_Problem statement_
Strip the pictures, then copy the remaining data exactly as it stands.

_Materials provided_
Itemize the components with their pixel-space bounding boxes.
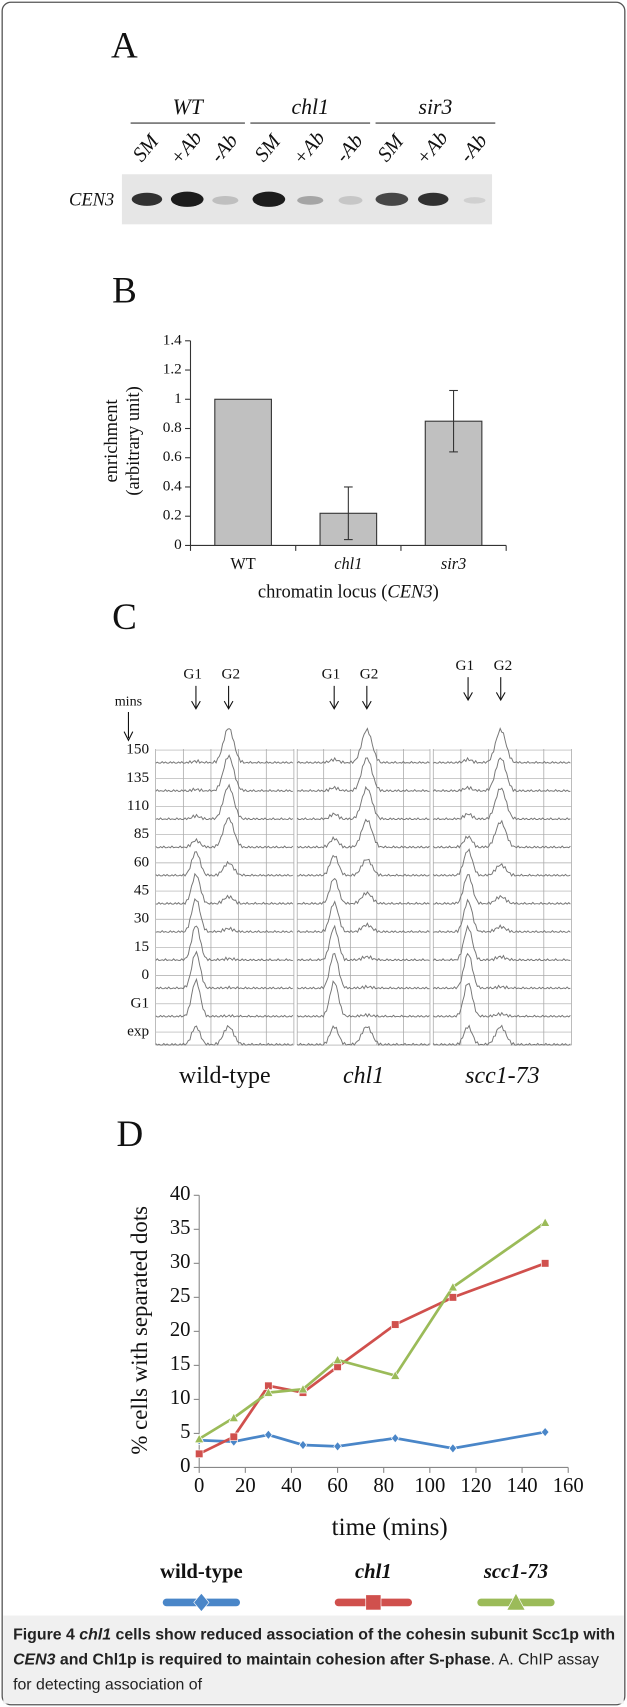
x-tick-label: sir3: [441, 554, 466, 573]
row-label: 60: [134, 853, 150, 870]
row-label: 15: [134, 938, 150, 955]
y-tick-label: 0: [174, 536, 182, 553]
marker: [366, 1595, 381, 1610]
x-axis-label-part: ): [433, 583, 439, 603]
x-tick-label: chl1: [334, 554, 362, 573]
y-tick-label: 30: [170, 1251, 191, 1273]
x-tick-label: 40: [281, 1475, 302, 1497]
x-tick-label: 100: [414, 1475, 445, 1497]
y-tick-label: 0.6: [163, 448, 182, 465]
time-label: mins: [115, 693, 143, 709]
legend-label: scc1-73: [483, 1561, 548, 1583]
row-label: 0: [142, 966, 150, 983]
marker: [391, 1321, 399, 1329]
peak-label: G2: [494, 657, 513, 674]
column-label: chl1: [343, 1063, 384, 1089]
group-label: WT: [173, 95, 205, 119]
marker: [230, 1433, 238, 1441]
x-tick-label: 20: [235, 1475, 256, 1497]
y-axis-label: enrichment(arbitrary unit): [102, 386, 144, 495]
y-tick-label: 0.2: [163, 507, 182, 524]
y-axis-label-line: enrichment: [102, 398, 122, 482]
y-tick-label: 1: [174, 390, 182, 407]
marker: [449, 1294, 457, 1302]
column-label: scc1-73: [465, 1063, 539, 1089]
row-label: 110: [127, 797, 150, 814]
panel-label: D: [116, 1114, 143, 1155]
y-tick-label: 0.8: [163, 419, 182, 436]
y-axis-label-line: (arbitrary unit): [124, 386, 144, 495]
row-label: exp: [127, 1023, 149, 1040]
y-tick-label: 0: [180, 1455, 190, 1477]
figure: A CEN3 B C mins D Figure 4 chl1 cells sh…: [0, 0, 627, 1707]
caption: Figure 4 chl1 cells show reduced associa…: [13, 1623, 618, 1705]
legend-label: wild-type: [160, 1561, 243, 1583]
y-tick-label: 1.2: [163, 361, 182, 378]
y-tick-label: 25: [170, 1285, 191, 1307]
y-tick-label: 0.4: [163, 477, 182, 494]
caption-title: chl1: [79, 1626, 111, 1643]
caption-title: cells show reduced association of the co…: [111, 1626, 615, 1643]
row-label: CEN3: [69, 191, 114, 211]
caption-title: and Chl1p is required to maintain cohesi…: [55, 1651, 490, 1668]
y-axis-label: % cells with separated dots: [127, 1206, 152, 1455]
caption-title: CEN3: [13, 1651, 55, 1668]
x-tick-label: 60: [327, 1475, 348, 1497]
x-tick-label: 120: [460, 1475, 491, 1497]
frame: [2, 2, 625, 1704]
group-label: sir3: [418, 95, 452, 119]
x-tick-label: 140: [507, 1475, 538, 1497]
x-axis-label: chromatin locus (CEN3): [258, 583, 439, 603]
x-tick-label: 80: [373, 1475, 394, 1497]
caption-label: Figure 4: [13, 1626, 75, 1643]
peak-label: G2: [360, 665, 379, 682]
x-tick-label: WT: [230, 554, 255, 573]
legend-label: chl1: [355, 1561, 392, 1583]
bar: [215, 399, 272, 545]
panel-label: A: [111, 26, 138, 67]
x-tick-label: 160: [553, 1475, 584, 1497]
marker: [195, 1450, 203, 1458]
group-label: chl1: [291, 95, 328, 119]
panel-label: C: [112, 597, 137, 638]
y-tick-label: 40: [170, 1183, 191, 1205]
peak-label: G1: [322, 665, 341, 682]
marker: [541, 1260, 549, 1268]
row-label: G1: [131, 994, 150, 1011]
row-label: 30: [134, 910, 150, 927]
peak-label: G2: [221, 665, 240, 682]
y-tick-label: 35: [170, 1217, 191, 1239]
x-tick-label: 0: [194, 1475, 204, 1497]
caption-text: Figure 4 chl1 cells show reduced associa…: [13, 1623, 618, 1698]
x-axis-label: time (mins): [332, 1514, 448, 1541]
x-axis-label-part: CEN3: [387, 583, 432, 603]
row-label: 85: [134, 825, 150, 842]
y-tick-label: 1.4: [163, 331, 182, 348]
peak-label: G1: [183, 665, 202, 682]
peak-label: G1: [456, 657, 475, 674]
y-tick-label: 5: [180, 1421, 190, 1443]
row-label: 150: [126, 741, 149, 758]
y-tick-label: 15: [170, 1353, 191, 1375]
y-tick-label: 10: [170, 1387, 191, 1409]
x-axis-label-part: chromatin locus (: [258, 583, 387, 603]
row-label: 45: [134, 882, 150, 899]
column-label: wild-type: [179, 1063, 271, 1089]
y-tick-label: 20: [170, 1319, 191, 1341]
page: A CEN3 B C mins D Figure 4 chl1 cells sh…: [0, 0, 627, 1707]
row-label: 135: [126, 769, 149, 786]
panel-label: B: [112, 270, 137, 311]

_Output below_
Itemize the components with their pixel-space bounding boxes.
x-tick-label: sir3: [441, 554, 466, 573]
row-label: 60: [134, 853, 150, 870]
row-label: 15: [134, 938, 150, 955]
y-tick-label: 0: [174, 536, 182, 553]
marker: [366, 1595, 381, 1610]
x-axis-label-part: ): [433, 583, 439, 603]
x-tick-label: chl1: [334, 554, 362, 573]
y-tick-label: 30: [170, 1251, 191, 1273]
x-tick-label: 40: [281, 1475, 302, 1497]
x-tick-label: 100: [414, 1475, 445, 1497]
y-tick-label: 0.6: [163, 448, 182, 465]
time-label: mins: [115, 693, 143, 709]
legend-label: scc1-73: [483, 1561, 548, 1583]
row-label: 0: [142, 966, 150, 983]
marker: [391, 1321, 399, 1329]
peak-label: G2: [494, 657, 513, 674]
column-label: chl1: [343, 1063, 384, 1089]
group-label: WT: [173, 95, 205, 119]
marker: [230, 1433, 238, 1441]
x-tick-label: 20: [235, 1475, 256, 1497]
y-axis-label: enrichment(arbitrary unit): [102, 386, 144, 495]
y-tick-label: 0.2: [163, 507, 182, 524]
y-axis-label-line: enrichment: [102, 398, 122, 482]
y-tick-label: 1: [174, 390, 182, 407]
marker: [449, 1294, 457, 1302]
column-label: scc1-73: [465, 1063, 539, 1089]
row-label: 110: [127, 797, 150, 814]
panel-label: D: [116, 1114, 143, 1155]
y-tick-label: 0.8: [163, 419, 182, 436]
y-axis-label-line: (arbitrary unit): [124, 386, 144, 495]
row-label: exp: [127, 1023, 149, 1040]
y-tick-label: 0: [180, 1455, 190, 1477]
figure: A CEN3 B C mins D Figure 4 chl1 cells sh…: [0, 0, 627, 1707]
caption: Figure 4 chl1 cells show reduced associa…: [13, 1623, 618, 1705]
legend-label: wild-type: [160, 1561, 243, 1583]
y-tick-label: 1.2: [163, 361, 182, 378]
y-tick-label: 25: [170, 1285, 191, 1307]
y-tick-label: 0.4: [163, 477, 182, 494]
caption-title: chl1: [79, 1626, 111, 1643]
caption-title: cells show reduced association of the co…: [111, 1626, 615, 1643]
row-label: CEN3: [69, 191, 114, 211]
caption-title: and Chl1p is required to maintain cohesi…: [55, 1651, 490, 1668]
y-axis-label: % cells with separated dots: [127, 1206, 152, 1455]
caption-title: CEN3: [13, 1651, 55, 1668]
x-tick-label: 60: [327, 1475, 348, 1497]
x-tick-label: 120: [460, 1475, 491, 1497]
frame: [2, 2, 625, 1704]
group-label: sir3: [418, 95, 452, 119]
x-tick-label: 140: [507, 1475, 538, 1497]
x-axis-label: chromatin locus (CEN3): [258, 583, 439, 603]
x-tick-label: 80: [373, 1475, 394, 1497]
caption-label: Figure 4: [13, 1626, 75, 1643]
peak-label: G2: [360, 665, 379, 682]
x-tick-label: WT: [230, 554, 255, 573]
legend-label: chl1: [355, 1561, 392, 1583]
bar: [215, 399, 272, 545]
panel-label: A: [111, 26, 138, 67]
x-tick-label: 160: [553, 1475, 584, 1497]
marker: [195, 1450, 203, 1458]
group-label: chl1: [291, 95, 328, 119]
panel-label: C: [112, 597, 137, 638]
y-tick-label: 40: [170, 1183, 191, 1205]
peak-label: G1: [322, 665, 341, 682]
marker: [541, 1260, 549, 1268]
row-label: G1: [131, 994, 150, 1011]
row-label: 30: [134, 910, 150, 927]
peak-label: G2: [221, 665, 240, 682]
y-tick-label: 35: [170, 1217, 191, 1239]
x-tick-label: 0: [194, 1475, 204, 1497]
caption-text: Figure 4 chl1 cells show reduced associa…: [13, 1623, 618, 1698]
x-axis-label: time (mins): [332, 1514, 448, 1541]
x-axis-label-part: CEN3: [387, 583, 432, 603]
row-label: 85: [134, 825, 150, 842]
y-tick-label: 1.4: [163, 331, 182, 348]
peak-label: G1: [183, 665, 202, 682]
peak-label: G1: [456, 657, 475, 674]
y-tick-label: 5: [180, 1421, 190, 1443]
row-label: 150: [126, 741, 149, 758]
y-tick-label: 15: [170, 1353, 191, 1375]
y-tick-label: 10: [170, 1387, 191, 1409]
x-axis-label-part: chromatin locus (: [258, 583, 387, 603]
row-label: 45: [134, 882, 150, 899]
column-label: wild-type: [179, 1063, 271, 1089]
y-tick-label: 20: [170, 1319, 191, 1341]
page: A CEN3 B C mins D Figure 4 chl1 cells sh…: [0, 0, 627, 1707]
row-label: 135: [126, 769, 149, 786]
panel-label: B: [112, 270, 137, 311]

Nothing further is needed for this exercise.